----- MATERIAL SHOWN

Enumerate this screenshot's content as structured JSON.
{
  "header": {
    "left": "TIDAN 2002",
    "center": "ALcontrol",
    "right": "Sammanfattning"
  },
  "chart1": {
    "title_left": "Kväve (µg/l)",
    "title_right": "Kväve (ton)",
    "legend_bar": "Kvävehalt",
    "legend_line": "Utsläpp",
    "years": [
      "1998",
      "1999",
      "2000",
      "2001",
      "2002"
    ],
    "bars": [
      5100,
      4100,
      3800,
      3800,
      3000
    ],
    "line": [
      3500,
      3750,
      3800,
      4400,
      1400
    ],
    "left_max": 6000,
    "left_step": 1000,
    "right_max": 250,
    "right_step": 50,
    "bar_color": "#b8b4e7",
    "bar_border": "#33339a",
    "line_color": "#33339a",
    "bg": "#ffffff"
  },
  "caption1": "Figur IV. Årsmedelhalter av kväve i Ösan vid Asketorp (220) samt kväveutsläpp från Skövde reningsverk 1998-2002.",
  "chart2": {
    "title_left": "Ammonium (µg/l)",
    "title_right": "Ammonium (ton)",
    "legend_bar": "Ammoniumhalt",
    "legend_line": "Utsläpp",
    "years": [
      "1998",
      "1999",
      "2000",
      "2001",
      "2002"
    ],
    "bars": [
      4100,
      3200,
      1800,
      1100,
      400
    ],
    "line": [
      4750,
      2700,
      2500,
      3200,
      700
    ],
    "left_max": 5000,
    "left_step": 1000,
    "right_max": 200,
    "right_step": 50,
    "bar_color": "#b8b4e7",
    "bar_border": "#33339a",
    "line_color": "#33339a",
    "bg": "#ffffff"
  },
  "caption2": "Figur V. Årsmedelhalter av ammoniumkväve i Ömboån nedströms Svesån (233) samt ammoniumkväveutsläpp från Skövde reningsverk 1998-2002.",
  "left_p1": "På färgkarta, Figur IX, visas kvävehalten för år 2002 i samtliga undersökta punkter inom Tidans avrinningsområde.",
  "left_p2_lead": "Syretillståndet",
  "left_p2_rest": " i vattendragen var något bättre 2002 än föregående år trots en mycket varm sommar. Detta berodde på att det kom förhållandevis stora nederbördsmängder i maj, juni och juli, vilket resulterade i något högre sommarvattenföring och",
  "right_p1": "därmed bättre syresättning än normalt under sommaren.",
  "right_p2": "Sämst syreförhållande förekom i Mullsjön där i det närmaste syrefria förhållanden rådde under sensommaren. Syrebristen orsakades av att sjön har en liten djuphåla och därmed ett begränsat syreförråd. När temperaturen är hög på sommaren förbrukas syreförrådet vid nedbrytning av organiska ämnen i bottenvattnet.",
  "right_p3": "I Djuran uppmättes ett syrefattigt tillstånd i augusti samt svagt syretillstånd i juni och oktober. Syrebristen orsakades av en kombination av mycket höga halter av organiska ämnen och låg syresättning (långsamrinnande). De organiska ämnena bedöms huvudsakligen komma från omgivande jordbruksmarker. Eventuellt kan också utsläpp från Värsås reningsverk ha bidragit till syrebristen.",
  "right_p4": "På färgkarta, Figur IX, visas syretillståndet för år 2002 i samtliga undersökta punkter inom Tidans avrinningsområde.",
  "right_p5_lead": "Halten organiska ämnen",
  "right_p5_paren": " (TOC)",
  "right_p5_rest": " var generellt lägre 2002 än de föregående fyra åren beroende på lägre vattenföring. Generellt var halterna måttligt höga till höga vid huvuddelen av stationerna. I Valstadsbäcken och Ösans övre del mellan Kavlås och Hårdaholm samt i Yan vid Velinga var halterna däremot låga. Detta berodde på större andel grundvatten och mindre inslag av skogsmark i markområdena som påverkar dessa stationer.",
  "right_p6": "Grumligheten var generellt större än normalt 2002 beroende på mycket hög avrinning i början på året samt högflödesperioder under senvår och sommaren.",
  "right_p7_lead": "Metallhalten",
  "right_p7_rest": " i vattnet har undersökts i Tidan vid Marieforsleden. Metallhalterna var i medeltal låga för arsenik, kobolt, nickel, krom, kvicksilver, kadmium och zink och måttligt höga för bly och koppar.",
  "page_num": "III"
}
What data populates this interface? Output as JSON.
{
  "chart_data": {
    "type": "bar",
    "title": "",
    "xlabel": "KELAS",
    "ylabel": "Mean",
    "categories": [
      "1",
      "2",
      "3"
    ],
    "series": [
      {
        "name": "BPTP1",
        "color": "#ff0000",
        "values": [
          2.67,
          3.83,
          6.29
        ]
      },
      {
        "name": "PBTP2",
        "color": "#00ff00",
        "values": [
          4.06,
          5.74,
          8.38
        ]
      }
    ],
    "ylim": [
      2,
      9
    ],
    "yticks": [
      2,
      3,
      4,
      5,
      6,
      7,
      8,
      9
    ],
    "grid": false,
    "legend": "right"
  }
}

----------

• [WHAT IS ASKED] Counting only lines of the data above that hold "visas", report the total and nothing else.

• [THE SOLUTION] 2